Provided records =>

— START —

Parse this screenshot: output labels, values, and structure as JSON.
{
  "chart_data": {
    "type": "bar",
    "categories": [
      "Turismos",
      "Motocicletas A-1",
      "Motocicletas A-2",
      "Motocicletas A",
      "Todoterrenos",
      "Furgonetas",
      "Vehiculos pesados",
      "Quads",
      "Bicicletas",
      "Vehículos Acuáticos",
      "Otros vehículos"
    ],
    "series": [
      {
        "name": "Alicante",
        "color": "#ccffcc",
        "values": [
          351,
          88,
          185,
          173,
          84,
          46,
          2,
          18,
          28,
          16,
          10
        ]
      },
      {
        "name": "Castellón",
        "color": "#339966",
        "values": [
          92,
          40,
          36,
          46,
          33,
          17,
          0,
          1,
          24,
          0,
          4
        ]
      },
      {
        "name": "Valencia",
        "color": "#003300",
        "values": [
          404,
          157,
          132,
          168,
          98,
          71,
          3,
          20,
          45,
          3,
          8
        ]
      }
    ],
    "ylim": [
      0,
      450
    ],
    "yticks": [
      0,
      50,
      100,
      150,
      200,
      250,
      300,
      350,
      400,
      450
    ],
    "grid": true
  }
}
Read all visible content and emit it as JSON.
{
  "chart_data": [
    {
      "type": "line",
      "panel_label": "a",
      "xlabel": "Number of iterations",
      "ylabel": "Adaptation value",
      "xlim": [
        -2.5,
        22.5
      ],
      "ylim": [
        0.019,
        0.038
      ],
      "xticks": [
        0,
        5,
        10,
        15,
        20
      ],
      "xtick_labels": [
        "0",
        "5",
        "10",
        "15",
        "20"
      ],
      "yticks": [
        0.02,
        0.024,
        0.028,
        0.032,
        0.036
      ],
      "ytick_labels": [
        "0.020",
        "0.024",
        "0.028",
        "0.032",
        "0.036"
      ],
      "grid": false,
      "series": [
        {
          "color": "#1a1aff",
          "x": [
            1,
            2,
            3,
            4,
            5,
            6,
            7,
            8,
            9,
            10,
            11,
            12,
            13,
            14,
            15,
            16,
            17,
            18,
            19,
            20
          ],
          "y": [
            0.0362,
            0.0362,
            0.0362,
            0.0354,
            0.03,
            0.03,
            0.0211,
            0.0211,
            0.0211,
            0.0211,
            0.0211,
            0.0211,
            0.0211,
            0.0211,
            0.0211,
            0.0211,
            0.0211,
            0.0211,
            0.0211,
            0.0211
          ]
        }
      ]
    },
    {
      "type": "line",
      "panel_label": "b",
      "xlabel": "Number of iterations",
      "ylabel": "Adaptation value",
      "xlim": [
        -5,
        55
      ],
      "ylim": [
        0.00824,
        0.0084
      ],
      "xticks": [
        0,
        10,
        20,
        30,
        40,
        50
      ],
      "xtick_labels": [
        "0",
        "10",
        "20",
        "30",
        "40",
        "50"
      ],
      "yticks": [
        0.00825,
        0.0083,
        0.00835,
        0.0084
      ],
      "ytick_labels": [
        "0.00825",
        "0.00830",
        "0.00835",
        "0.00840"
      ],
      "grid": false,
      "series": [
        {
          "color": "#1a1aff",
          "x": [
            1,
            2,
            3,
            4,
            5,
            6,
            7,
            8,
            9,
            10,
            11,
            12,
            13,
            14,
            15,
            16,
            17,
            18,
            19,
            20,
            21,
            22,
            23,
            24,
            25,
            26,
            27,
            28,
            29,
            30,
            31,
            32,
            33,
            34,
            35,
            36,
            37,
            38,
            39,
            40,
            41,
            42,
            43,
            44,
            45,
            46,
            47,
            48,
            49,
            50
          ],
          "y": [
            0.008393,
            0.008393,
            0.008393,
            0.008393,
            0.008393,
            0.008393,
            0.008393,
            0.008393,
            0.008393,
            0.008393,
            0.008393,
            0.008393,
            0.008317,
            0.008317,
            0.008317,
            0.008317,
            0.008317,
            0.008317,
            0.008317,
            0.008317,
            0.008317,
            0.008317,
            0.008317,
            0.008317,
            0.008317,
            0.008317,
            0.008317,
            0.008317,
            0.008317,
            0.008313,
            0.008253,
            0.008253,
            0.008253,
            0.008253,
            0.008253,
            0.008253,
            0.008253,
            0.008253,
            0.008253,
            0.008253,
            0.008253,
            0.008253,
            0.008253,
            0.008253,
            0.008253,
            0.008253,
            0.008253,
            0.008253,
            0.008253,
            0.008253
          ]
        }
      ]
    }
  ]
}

— END —

Work instructions =>
Return all lines with the word "JSON" in them.

Solution for this task =>
Parse this screenshot: output labels, values, and structure as JSON.
Read all visible content and emit it as JSON.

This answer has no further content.